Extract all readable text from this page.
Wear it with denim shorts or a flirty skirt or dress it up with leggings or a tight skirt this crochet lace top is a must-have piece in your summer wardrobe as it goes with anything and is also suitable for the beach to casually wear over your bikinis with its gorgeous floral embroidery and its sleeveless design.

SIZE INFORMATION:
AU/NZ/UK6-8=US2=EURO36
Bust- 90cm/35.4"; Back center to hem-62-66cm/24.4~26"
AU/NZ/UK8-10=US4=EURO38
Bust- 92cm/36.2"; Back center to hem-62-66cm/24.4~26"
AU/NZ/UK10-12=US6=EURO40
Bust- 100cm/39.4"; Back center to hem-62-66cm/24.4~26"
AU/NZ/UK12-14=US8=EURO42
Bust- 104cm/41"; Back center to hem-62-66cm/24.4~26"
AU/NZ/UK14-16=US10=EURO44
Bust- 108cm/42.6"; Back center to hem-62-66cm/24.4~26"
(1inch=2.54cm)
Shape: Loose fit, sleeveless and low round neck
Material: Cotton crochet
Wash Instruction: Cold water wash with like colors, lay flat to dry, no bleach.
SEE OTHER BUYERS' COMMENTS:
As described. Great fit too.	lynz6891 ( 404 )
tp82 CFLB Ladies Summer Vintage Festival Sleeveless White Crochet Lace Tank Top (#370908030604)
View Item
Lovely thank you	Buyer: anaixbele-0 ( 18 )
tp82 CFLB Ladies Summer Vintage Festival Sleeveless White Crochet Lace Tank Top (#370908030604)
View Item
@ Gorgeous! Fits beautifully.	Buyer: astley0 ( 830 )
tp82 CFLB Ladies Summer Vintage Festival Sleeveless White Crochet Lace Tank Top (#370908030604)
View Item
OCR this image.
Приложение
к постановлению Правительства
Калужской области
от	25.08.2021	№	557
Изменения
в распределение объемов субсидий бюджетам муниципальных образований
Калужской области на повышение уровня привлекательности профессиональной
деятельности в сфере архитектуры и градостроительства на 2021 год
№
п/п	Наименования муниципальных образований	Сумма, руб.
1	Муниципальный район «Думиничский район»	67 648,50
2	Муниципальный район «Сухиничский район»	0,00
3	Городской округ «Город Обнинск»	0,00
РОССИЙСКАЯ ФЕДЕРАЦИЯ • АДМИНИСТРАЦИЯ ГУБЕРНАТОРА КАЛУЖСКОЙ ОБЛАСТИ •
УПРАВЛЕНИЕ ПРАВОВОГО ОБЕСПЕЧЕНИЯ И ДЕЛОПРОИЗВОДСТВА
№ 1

------------------------

== The request ==
Extract all of the data exactly as written.

== Worked answer ==
Extract all readable text from this page.
Wear it with denim shorts or a flirty skirt or dress it up with leggings or a tight skirt this crochet lace top is a must-have piece in your summer wardrobe as it goes with anything and is also suitable for the beach to casually wear over your bikinis with its gorgeous floral embroidery and its sleeveless design.

SIZE INFORMATION:
AU/NZ/UK6-8=US2=EURO36
Bust- 90cm/35.4"; Back center to hem-62-66cm/24.4~26"
AU/NZ/UK8-10=US4=EURO38
Bust- 92cm/36.2"; Back center to hem-62-66cm/24.4~26"
AU/NZ/UK10-12=US6=EURO40
Bust- 100cm/39.4"; Back center to hem-62-66cm/24.4~26"
AU/NZ/UK12-14=US8=EURO42
Bust- 104cm/41"; Back center to hem-62-66cm/24.4~26"
AU/NZ/UK14-16=US10=EURO44
Bust- 108cm/42.6"; Back center to hem-62-66cm/24.4~26"
(1inch=2.54cm)
Shape: Loose fit, sleeveless and low round neck
Material: Cotton crochet
Wash Instruction: Cold water wash with like colors, lay flat to dry, no bleach.
SEE OTHER BUYERS' COMMENTS:
As described. Great fit too.	lynz6891 ( 404 )
tp82 CFLB Ladies Summer Vintage Festival Sleeveless White Crochet Lace Tank Top (#370908030604)
View Item
Lovely thank you	Buyer: anaixbele-0 ( 18 )
tp82 CFLB Ladies Summer Vintage Festival Sleeveless White Crochet Lace Tank Top (#370908030604)
View Item
@ Gorgeous! Fits beautifully.	Buyer: astley0 ( 830 )
tp82 CFLB Ladies Summer Vintage Festival Sleeveless White Crochet Lace Tank Top (#370908030604)
View Item
OCR this image.
Приложение
к постановлению Правительства
Калужской области
от	25.08.2021	№	557
Изменения
в распределение объемов субсидий бюджетам муниципальных образований
Калужской области на повышение уровня привлекательности профессиональной
деятельности в сфере архитектуры и градостроительства на 2021 год
№
п/п	Наименования муниципальных образований	Сумма, руб.
1	Муниципальный район «Думиничский район»	67 648,50
2	Муниципальный район «Сухиничский район»	0,00
3	Городской округ «Город Обнинск»	0,00
РОССИЙСКАЯ ФЕДЕРАЦИЯ • АДМИНИСТРАЦИЯ ГУБЕРНАТОРА КАЛУЖСКОЙ ОБЛАСТИ •
УПРАВЛЕНИЕ ПРАВОВОГО ОБЕСПЕЧЕНИЯ И ДЕЛОПРОИЗВОДСТВА
№ 1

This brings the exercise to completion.